▶ **Aim**:
Can you reproduce, word for word, the lines starting at the one containing "uI element localization: list" and ending at the one containing "Circle shape <box>173 408 183 417</box>", leaving out the pictures?

▶ **Extracted material**:
____
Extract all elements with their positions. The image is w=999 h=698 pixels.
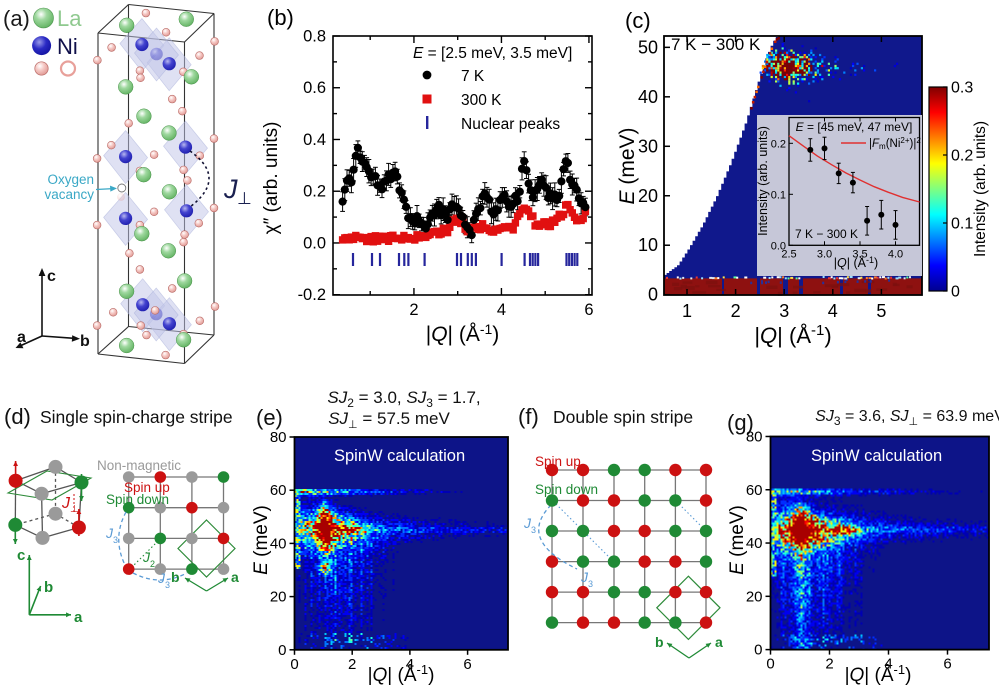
____
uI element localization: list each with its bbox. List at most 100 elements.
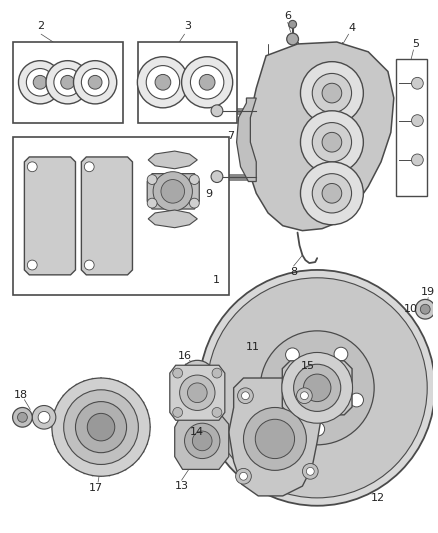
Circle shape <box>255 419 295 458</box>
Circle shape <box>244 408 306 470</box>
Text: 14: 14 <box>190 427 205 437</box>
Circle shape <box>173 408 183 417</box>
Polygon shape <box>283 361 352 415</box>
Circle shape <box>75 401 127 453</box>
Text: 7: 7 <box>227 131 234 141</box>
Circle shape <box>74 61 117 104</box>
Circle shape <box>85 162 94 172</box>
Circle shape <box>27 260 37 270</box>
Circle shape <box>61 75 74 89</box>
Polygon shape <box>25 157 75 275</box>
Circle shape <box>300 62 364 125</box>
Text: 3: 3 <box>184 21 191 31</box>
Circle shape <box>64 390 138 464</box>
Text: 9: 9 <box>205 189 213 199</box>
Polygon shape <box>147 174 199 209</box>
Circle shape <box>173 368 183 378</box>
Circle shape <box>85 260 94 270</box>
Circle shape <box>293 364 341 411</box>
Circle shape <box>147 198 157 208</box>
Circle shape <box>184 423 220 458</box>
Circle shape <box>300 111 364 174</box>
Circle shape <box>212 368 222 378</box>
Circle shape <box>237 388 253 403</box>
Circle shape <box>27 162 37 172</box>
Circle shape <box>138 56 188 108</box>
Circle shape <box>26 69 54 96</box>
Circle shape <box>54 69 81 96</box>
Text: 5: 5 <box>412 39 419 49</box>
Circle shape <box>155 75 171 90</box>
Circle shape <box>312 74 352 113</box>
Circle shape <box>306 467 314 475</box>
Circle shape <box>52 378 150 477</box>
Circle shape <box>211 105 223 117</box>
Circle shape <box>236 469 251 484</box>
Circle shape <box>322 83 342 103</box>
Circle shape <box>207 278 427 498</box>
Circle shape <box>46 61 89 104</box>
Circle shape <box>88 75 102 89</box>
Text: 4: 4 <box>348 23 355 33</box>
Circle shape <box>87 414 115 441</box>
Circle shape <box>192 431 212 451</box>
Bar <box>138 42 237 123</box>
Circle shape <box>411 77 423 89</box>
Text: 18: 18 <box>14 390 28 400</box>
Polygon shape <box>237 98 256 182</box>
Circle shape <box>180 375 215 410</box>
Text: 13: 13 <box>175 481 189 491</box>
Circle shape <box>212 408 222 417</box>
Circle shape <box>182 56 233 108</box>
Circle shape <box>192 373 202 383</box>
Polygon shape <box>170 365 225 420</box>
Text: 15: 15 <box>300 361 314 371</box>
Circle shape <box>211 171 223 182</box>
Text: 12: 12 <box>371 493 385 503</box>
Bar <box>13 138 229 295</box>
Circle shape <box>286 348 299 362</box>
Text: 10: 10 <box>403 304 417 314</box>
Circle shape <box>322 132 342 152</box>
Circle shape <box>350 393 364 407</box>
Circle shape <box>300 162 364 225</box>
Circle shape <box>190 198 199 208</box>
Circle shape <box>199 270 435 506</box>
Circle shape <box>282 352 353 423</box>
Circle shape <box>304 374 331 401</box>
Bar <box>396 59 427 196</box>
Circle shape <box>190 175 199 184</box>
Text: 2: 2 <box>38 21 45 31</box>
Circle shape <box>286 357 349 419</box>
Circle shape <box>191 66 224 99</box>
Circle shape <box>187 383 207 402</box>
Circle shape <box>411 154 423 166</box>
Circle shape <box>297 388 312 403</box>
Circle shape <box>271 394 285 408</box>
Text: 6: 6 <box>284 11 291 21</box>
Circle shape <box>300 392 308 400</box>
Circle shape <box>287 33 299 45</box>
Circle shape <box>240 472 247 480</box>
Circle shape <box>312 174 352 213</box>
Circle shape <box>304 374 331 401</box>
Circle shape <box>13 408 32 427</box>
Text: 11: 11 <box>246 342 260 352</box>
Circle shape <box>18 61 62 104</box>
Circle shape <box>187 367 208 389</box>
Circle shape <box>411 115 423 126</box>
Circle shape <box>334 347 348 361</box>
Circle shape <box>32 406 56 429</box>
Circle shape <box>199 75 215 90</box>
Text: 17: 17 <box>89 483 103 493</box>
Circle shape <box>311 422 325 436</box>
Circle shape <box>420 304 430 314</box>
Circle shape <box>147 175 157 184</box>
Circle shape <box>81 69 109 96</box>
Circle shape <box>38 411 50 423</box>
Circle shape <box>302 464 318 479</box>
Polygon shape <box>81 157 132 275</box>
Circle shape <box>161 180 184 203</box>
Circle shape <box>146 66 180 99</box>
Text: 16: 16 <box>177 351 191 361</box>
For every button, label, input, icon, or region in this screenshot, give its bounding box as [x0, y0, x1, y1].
____
▶ **Result**:
uI element localization: list each with its bbox. List at most 100 elements.
Circle shape <box>255 419 295 458</box>
Circle shape <box>244 408 306 470</box>
Text: 14: 14 <box>190 427 205 437</box>
Circle shape <box>173 408 183 417</box>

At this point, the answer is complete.